» EXERCISE DETAILS:
Gather all lines with the word "image" in them.

Records that describe figures:

---

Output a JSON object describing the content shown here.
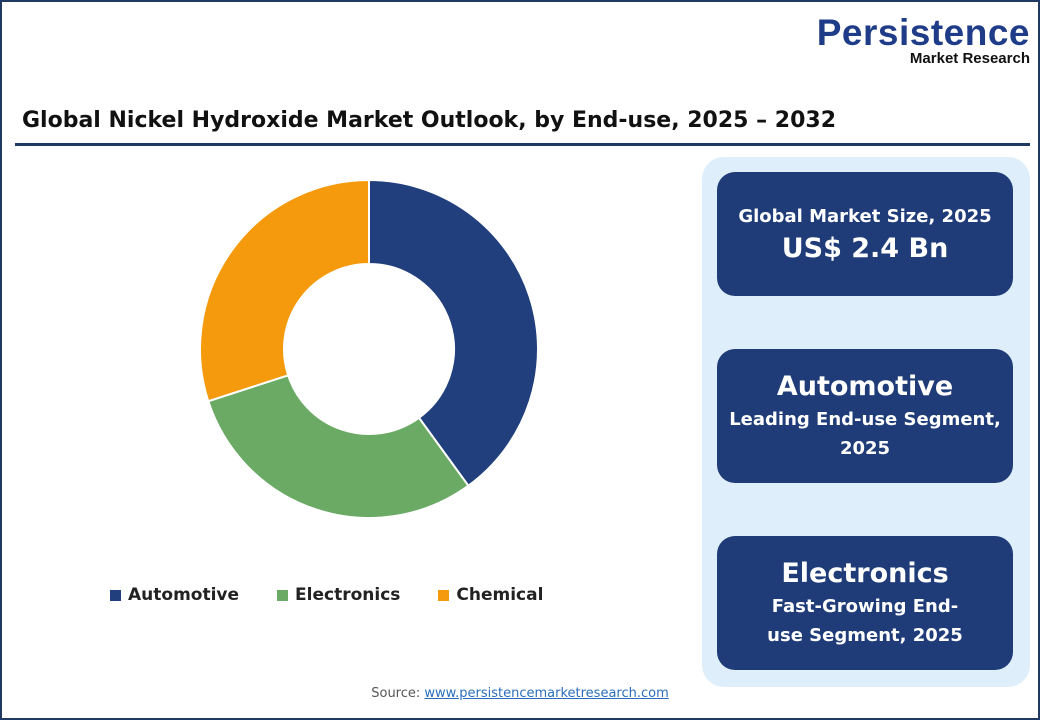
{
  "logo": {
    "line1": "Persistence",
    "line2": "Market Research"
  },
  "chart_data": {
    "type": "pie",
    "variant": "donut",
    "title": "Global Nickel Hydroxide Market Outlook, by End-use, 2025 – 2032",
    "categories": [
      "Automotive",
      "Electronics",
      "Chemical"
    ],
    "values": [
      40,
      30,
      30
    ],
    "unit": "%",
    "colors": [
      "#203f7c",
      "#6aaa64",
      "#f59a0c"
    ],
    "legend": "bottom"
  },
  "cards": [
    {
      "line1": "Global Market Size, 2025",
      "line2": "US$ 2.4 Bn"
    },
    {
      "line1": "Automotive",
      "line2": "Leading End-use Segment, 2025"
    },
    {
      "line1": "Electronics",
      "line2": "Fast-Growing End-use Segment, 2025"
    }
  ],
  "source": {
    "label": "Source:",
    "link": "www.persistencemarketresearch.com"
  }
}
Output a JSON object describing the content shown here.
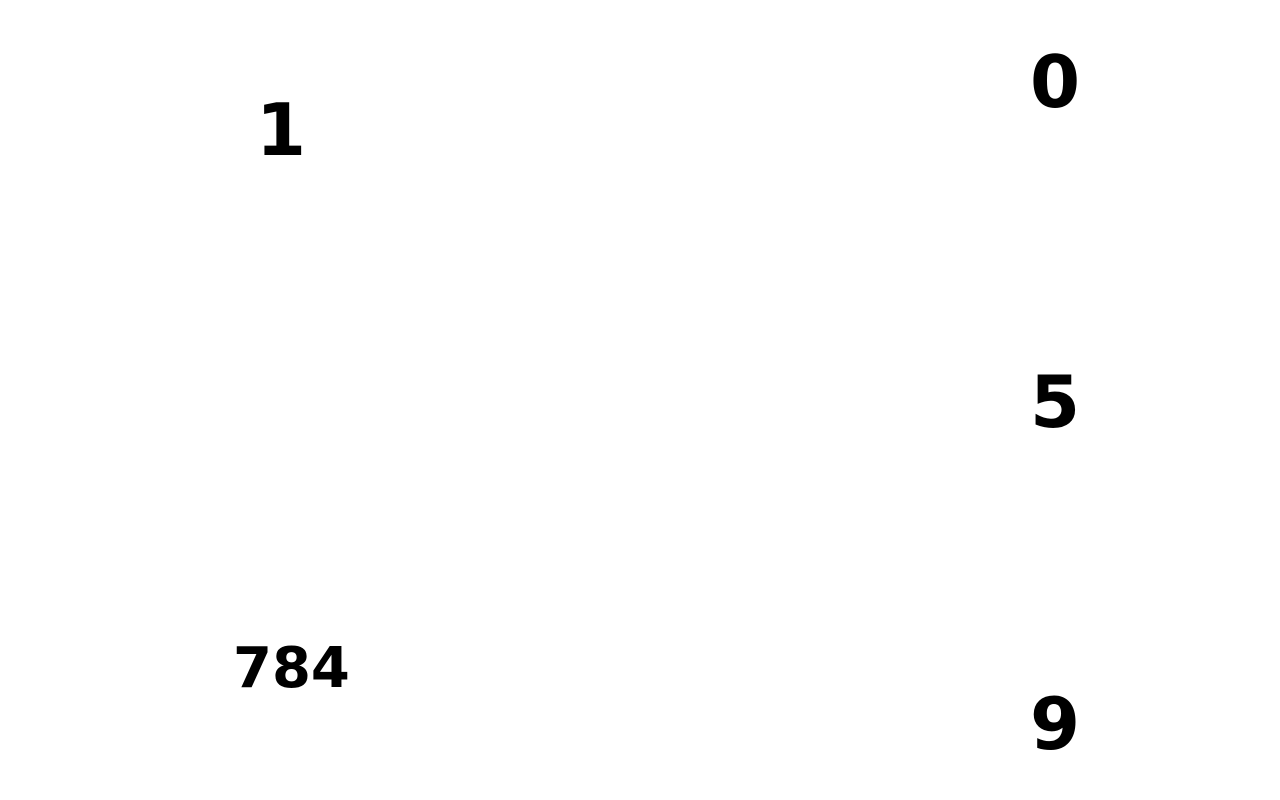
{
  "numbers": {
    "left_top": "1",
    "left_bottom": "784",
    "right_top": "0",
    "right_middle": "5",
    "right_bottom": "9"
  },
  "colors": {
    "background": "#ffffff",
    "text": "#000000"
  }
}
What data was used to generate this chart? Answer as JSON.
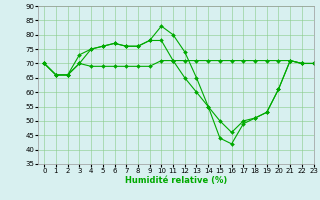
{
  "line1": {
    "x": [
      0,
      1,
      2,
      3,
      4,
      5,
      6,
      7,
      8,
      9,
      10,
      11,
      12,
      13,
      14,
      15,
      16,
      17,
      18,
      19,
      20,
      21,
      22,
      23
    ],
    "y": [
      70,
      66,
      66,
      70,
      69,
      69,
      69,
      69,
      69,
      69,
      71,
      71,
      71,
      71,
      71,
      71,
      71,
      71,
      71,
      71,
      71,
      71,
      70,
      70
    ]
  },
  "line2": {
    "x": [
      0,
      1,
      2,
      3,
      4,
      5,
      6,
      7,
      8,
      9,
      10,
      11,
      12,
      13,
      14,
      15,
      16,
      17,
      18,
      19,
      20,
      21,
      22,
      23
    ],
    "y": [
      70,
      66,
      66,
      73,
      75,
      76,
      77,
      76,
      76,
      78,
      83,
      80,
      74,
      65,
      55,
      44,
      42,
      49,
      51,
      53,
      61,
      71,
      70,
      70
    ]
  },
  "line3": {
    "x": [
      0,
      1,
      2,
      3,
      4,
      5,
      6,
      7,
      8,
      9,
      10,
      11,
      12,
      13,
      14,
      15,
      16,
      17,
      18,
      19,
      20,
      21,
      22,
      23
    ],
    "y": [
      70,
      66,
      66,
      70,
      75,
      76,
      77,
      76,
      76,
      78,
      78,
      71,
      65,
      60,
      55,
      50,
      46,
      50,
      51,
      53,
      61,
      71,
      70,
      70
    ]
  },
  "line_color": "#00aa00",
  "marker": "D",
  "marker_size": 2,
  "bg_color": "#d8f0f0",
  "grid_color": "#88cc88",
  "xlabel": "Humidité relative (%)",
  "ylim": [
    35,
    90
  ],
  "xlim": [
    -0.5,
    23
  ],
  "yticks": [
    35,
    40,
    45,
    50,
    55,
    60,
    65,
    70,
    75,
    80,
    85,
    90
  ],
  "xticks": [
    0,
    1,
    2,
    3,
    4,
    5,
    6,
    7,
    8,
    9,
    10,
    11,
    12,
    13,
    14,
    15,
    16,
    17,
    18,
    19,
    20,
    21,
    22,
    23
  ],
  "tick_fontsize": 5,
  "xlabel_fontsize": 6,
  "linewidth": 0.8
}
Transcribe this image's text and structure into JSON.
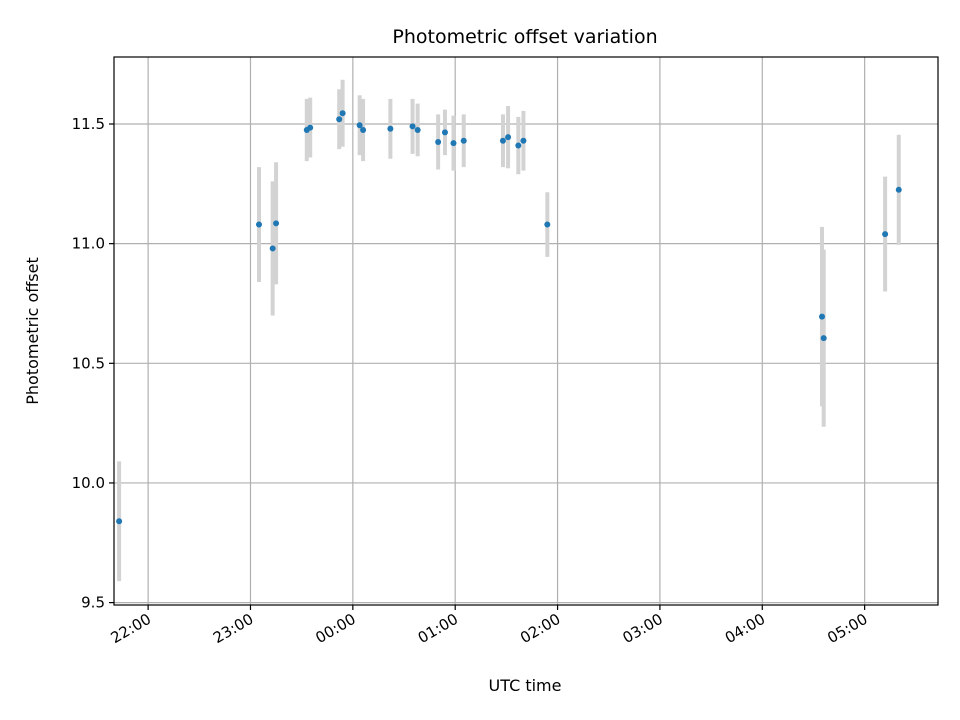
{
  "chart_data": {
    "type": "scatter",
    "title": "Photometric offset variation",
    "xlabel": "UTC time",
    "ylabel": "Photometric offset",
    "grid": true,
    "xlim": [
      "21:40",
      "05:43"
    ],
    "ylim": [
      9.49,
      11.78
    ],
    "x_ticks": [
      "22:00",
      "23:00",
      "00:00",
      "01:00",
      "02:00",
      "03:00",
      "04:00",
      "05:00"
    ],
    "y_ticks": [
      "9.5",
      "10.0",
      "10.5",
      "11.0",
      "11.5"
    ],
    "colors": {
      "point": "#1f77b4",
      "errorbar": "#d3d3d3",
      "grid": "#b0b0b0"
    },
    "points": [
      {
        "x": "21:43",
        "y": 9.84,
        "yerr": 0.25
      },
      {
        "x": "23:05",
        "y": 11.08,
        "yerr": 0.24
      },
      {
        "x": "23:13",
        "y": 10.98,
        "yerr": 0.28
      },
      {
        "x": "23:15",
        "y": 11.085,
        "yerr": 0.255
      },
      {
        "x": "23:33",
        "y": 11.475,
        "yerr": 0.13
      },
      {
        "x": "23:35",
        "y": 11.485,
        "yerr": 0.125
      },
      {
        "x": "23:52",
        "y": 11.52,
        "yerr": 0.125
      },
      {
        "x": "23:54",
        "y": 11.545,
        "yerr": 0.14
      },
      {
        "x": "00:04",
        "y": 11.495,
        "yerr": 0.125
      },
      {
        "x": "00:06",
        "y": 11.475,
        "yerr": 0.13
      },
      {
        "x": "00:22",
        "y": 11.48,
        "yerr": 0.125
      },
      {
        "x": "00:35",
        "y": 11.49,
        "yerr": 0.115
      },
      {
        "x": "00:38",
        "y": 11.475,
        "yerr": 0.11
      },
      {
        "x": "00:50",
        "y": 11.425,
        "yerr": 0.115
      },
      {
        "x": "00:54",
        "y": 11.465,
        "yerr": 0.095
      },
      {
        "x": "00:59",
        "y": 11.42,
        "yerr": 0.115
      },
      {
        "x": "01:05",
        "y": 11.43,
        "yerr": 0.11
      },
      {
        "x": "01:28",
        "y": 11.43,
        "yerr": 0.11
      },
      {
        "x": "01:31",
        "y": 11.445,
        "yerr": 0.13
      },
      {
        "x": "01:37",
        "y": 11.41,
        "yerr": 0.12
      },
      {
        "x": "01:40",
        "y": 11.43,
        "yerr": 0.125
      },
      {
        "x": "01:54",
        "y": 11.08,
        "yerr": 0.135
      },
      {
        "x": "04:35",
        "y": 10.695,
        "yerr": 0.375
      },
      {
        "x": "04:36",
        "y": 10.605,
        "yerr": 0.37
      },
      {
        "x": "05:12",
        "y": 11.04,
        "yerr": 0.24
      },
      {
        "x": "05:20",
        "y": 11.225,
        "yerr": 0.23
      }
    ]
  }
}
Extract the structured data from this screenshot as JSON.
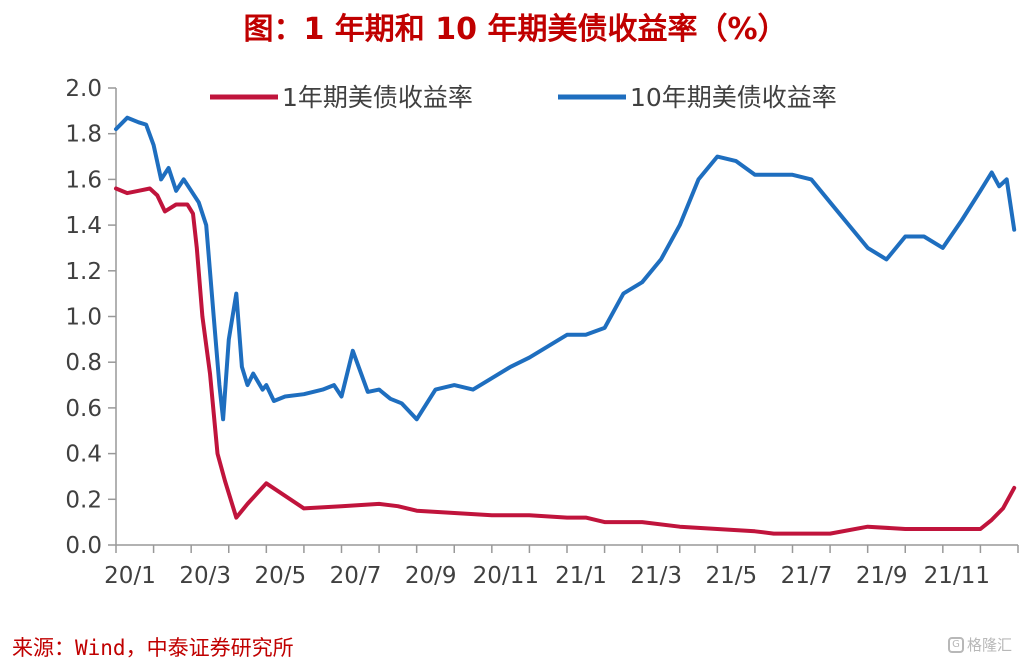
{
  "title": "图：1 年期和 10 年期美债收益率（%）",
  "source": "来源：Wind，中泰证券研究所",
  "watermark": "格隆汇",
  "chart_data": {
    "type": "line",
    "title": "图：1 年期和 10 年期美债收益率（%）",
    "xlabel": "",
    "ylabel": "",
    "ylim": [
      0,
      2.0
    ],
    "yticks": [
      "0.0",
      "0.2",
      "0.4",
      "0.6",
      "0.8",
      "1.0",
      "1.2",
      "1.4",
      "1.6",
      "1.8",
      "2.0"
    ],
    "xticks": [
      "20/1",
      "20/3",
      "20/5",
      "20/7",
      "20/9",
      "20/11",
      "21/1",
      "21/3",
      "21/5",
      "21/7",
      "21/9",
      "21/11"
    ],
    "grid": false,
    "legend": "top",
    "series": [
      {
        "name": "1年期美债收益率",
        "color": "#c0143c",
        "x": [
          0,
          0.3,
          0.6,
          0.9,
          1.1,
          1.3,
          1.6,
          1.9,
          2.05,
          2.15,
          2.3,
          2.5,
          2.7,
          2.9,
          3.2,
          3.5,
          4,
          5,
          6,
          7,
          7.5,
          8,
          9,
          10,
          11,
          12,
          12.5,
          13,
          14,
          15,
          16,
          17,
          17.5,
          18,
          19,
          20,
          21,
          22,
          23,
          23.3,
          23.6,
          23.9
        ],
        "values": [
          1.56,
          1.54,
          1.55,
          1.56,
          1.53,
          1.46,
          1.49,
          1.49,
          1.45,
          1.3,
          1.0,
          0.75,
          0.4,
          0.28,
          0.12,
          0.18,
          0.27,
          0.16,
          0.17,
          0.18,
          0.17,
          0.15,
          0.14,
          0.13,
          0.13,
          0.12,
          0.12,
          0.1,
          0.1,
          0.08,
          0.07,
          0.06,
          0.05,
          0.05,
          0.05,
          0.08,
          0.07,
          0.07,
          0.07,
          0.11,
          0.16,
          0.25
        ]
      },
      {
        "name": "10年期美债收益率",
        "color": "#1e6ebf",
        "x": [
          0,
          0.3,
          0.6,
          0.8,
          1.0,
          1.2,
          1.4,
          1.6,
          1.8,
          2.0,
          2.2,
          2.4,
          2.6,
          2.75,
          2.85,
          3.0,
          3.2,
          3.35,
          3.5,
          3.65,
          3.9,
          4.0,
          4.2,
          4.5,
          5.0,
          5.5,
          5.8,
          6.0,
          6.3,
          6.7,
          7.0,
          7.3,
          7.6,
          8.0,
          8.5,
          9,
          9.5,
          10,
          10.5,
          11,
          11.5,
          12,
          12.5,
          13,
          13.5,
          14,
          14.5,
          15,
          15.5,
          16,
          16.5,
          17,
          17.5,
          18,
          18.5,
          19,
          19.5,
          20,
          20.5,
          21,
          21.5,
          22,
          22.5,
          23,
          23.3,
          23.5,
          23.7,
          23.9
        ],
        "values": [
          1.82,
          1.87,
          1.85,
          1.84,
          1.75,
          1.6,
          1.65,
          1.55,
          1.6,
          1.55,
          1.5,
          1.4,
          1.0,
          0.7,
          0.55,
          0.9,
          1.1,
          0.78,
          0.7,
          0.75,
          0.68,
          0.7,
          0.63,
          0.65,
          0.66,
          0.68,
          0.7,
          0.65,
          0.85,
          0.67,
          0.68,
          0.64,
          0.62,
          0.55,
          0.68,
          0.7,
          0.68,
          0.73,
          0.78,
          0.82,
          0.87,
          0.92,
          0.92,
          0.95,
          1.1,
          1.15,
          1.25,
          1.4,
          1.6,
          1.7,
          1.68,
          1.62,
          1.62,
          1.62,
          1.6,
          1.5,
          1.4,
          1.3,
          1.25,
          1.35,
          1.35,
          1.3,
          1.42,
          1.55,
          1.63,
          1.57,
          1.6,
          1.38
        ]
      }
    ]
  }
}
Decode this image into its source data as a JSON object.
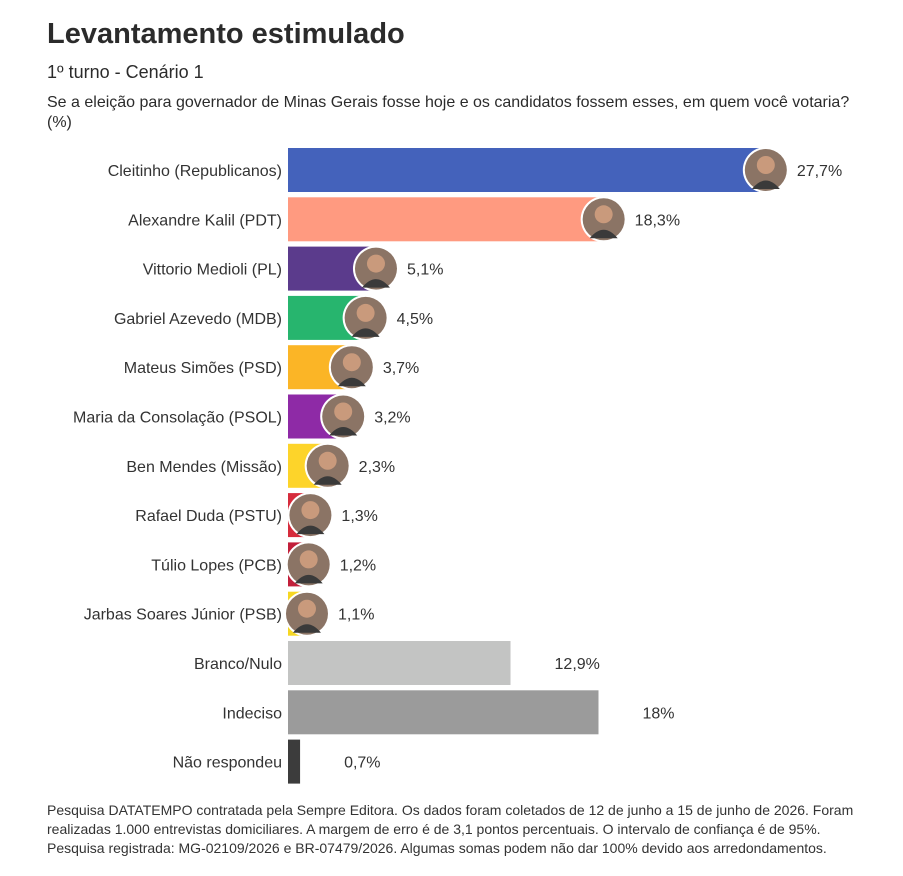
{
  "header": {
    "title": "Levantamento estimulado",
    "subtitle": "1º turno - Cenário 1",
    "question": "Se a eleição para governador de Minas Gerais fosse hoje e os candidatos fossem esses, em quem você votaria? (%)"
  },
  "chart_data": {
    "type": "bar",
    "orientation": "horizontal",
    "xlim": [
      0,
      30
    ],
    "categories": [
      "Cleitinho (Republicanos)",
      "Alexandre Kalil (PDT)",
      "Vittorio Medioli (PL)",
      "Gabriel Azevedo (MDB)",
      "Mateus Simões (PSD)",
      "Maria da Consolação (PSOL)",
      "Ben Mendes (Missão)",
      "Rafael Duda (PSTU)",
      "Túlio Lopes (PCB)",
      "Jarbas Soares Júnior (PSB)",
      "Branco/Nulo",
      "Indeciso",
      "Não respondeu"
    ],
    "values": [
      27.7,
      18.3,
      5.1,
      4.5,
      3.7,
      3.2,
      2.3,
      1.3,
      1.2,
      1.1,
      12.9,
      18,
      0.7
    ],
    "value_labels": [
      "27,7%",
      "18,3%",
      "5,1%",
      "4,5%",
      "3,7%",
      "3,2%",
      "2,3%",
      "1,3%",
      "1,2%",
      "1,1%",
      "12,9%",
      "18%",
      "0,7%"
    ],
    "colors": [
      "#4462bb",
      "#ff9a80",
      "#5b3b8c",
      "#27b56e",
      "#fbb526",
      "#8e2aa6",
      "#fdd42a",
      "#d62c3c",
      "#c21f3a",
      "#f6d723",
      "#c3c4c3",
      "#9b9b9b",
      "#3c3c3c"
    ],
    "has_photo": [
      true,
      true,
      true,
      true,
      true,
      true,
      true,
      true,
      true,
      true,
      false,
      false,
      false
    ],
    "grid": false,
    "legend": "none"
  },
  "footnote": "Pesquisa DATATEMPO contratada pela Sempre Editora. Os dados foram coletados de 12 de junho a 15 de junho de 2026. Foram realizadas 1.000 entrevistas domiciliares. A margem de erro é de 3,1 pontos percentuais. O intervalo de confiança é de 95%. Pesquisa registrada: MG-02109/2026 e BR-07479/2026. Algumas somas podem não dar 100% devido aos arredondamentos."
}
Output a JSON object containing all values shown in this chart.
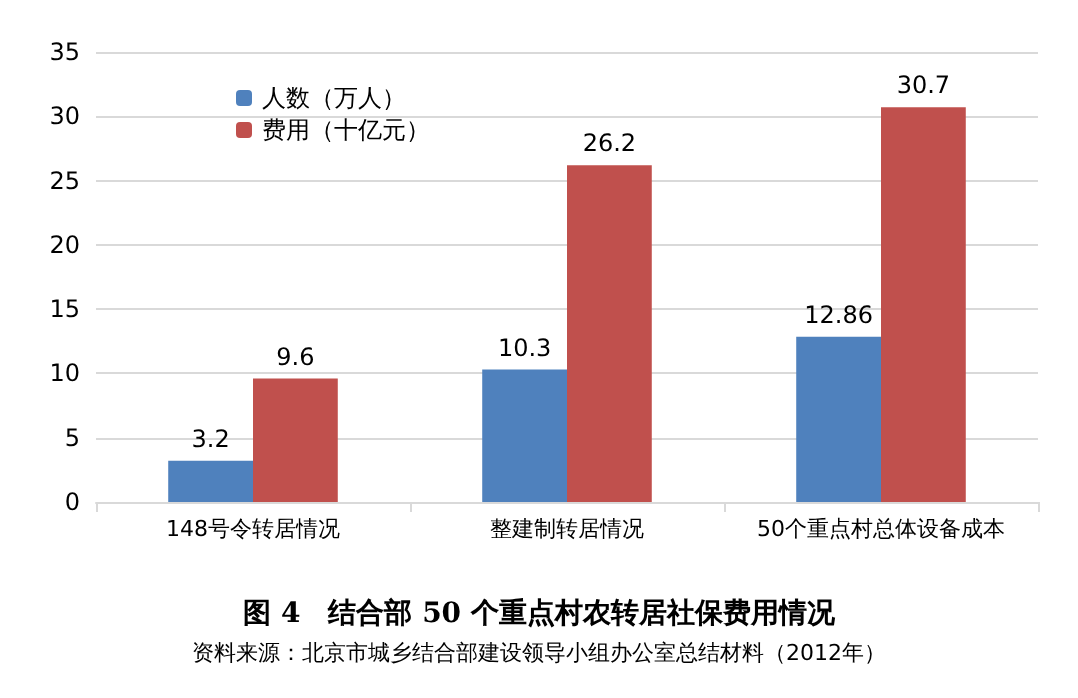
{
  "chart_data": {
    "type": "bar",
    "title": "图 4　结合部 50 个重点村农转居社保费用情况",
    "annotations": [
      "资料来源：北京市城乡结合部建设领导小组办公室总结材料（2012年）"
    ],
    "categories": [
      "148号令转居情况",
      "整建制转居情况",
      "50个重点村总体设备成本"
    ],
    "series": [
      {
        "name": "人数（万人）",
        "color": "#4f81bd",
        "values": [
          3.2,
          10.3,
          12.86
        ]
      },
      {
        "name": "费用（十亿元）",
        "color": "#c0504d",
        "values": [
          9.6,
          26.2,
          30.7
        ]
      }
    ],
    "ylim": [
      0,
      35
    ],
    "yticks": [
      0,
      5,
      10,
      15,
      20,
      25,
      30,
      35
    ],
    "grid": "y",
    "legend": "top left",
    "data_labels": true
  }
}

---

» RESPONSE:
Transcribe this image's text and structure into JSON.
Decode this image into its source data as a JSON object.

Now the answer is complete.